* What you are asked to do *
Copy, from the entries below, each line in which the string "ALGO" appears.

* Data to use *

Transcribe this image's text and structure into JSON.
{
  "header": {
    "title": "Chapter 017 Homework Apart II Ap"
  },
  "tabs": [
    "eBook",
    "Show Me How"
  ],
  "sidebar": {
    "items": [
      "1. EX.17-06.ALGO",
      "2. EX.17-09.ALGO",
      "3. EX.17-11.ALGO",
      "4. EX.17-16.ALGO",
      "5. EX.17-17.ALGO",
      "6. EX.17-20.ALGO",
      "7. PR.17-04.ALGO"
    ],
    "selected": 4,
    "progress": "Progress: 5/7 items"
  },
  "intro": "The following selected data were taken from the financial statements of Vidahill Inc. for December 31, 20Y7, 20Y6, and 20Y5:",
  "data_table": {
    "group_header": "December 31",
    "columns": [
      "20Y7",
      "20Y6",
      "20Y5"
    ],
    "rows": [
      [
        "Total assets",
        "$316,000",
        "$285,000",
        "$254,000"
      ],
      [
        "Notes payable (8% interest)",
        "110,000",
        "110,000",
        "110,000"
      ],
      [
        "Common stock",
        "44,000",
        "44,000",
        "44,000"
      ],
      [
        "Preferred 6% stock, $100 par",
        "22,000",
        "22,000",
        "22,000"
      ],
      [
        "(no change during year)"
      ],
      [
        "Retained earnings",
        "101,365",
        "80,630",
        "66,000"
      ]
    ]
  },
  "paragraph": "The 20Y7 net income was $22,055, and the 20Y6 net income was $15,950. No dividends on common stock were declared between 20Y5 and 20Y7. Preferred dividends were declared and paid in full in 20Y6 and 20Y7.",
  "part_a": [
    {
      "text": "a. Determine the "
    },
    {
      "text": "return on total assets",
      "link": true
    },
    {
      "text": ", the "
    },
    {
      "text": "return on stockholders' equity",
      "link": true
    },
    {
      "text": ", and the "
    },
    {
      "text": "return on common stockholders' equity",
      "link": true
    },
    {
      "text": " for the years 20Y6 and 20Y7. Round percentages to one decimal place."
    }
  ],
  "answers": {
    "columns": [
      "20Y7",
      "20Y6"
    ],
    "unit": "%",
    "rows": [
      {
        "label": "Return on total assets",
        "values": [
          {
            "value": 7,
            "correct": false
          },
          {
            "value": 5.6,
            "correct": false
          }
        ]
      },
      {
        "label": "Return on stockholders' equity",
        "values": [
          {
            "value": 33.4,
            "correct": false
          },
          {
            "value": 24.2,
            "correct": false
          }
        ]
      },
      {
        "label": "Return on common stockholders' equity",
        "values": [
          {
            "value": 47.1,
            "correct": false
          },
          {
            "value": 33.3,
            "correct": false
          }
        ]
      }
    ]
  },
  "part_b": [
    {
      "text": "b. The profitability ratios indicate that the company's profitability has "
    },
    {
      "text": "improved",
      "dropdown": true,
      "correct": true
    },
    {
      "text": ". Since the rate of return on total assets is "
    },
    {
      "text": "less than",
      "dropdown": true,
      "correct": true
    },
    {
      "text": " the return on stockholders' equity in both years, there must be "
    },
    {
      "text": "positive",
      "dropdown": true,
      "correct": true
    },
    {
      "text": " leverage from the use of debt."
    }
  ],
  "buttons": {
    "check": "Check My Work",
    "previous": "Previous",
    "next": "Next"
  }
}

* Written response *
      "1. EX.17-06.ALGO",
      "2. EX.17-09.ALGO",
      "3. EX.17-11.ALGO",
      "4. EX.17-16.ALGO",
      "5. EX.17-17.ALGO",
      "6. EX.17-20.ALGO",
      "7. PR.17-04.ALGO"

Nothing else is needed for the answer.